* start Data extract *

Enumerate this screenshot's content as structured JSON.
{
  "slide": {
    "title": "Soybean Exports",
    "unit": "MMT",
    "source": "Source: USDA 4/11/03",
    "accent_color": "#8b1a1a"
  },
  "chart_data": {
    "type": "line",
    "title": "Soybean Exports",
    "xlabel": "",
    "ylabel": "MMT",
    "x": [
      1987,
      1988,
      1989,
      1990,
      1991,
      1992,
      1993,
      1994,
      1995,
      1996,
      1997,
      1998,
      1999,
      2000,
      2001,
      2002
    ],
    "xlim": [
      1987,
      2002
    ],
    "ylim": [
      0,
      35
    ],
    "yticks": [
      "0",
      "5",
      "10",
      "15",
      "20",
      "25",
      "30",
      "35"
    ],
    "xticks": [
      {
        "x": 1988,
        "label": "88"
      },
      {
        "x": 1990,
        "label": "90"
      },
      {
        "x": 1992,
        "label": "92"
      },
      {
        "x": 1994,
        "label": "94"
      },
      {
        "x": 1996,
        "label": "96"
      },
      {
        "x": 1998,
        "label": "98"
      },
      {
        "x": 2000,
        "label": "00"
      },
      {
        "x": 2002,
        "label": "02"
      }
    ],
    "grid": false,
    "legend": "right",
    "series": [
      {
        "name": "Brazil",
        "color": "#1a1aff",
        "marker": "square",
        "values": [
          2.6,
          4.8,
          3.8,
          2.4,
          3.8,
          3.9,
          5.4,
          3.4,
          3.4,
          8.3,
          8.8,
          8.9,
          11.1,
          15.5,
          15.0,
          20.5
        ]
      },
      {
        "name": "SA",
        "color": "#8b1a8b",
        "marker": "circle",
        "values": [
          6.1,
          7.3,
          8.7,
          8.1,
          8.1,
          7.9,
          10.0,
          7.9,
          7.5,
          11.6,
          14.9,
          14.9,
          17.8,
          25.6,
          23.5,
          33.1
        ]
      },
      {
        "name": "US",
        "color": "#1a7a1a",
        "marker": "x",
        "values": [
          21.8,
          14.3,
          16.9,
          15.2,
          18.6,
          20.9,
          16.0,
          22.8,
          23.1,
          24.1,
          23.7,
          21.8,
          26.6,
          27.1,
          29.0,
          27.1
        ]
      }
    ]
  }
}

* end Data extract *

◆ **Direction**
Repeat the listing above without any change.

◆ **Task response**
Enumerate this screenshot's content as structured JSON.
{
  "slide": {
    "title": "Soybean Exports",
    "unit": "MMT",
    "source": "Source: USDA 4/11/03",
    "accent_color": "#8b1a1a"
  },
  "chart_data": {
    "type": "line",
    "title": "Soybean Exports",
    "xlabel": "",
    "ylabel": "MMT",
    "x": [
      1987,
      1988,
      1989,
      1990,
      1991,
      1992,
      1993,
      1994,
      1995,
      1996,
      1997,
      1998,
      1999,
      2000,
      2001,
      2002
    ],
    "xlim": [
      1987,
      2002
    ],
    "ylim": [
      0,
      35
    ],
    "yticks": [
      "0",
      "5",
      "10",
      "15",
      "20",
      "25",
      "30",
      "35"
    ],
    "xticks": [
      {
        "x": 1988,
        "label": "88"
      },
      {
        "x": 1990,
        "label": "90"
      },
      {
        "x": 1992,
        "label": "92"
      },
      {
        "x": 1994,
        "label": "94"
      },
      {
        "x": 1996,
        "label": "96"
      },
      {
        "x": 1998,
        "label": "98"
      },
      {
        "x": 2000,
        "label": "00"
      },
      {
        "x": 2002,
        "label": "02"
      }
    ],
    "grid": false,
    "legend": "right",
    "series": [
      {
        "name": "Brazil",
        "color": "#1a1aff",
        "marker": "square",
        "values": [
          2.6,
          4.8,
          3.8,
          2.4,
          3.8,
          3.9,
          5.4,
          3.4,
          3.4,
          8.3,
          8.8,
          8.9,
          11.1,
          15.5,
          15.0,
          20.5
        ]
      },
      {
        "name": "SA",
        "color": "#8b1a8b",
        "marker": "circle",
        "values": [
          6.1,
          7.3,
          8.7,
          8.1,
          8.1,
          7.9,
          10.0,
          7.9,
          7.5,
          11.6,
          14.9,
          14.9,
          17.8,
          25.6,
          23.5,
          33.1
        ]
      },
      {
        "name": "US",
        "color": "#1a7a1a",
        "marker": "x",
        "values": [
          21.8,
          14.3,
          16.9,
          15.2,
          18.6,
          20.9,
          16.0,
          22.8,
          23.1,
          24.1,
          23.7,
          21.8,
          26.6,
          27.1,
          29.0,
          27.1
        ]
      }
    ]
  }
}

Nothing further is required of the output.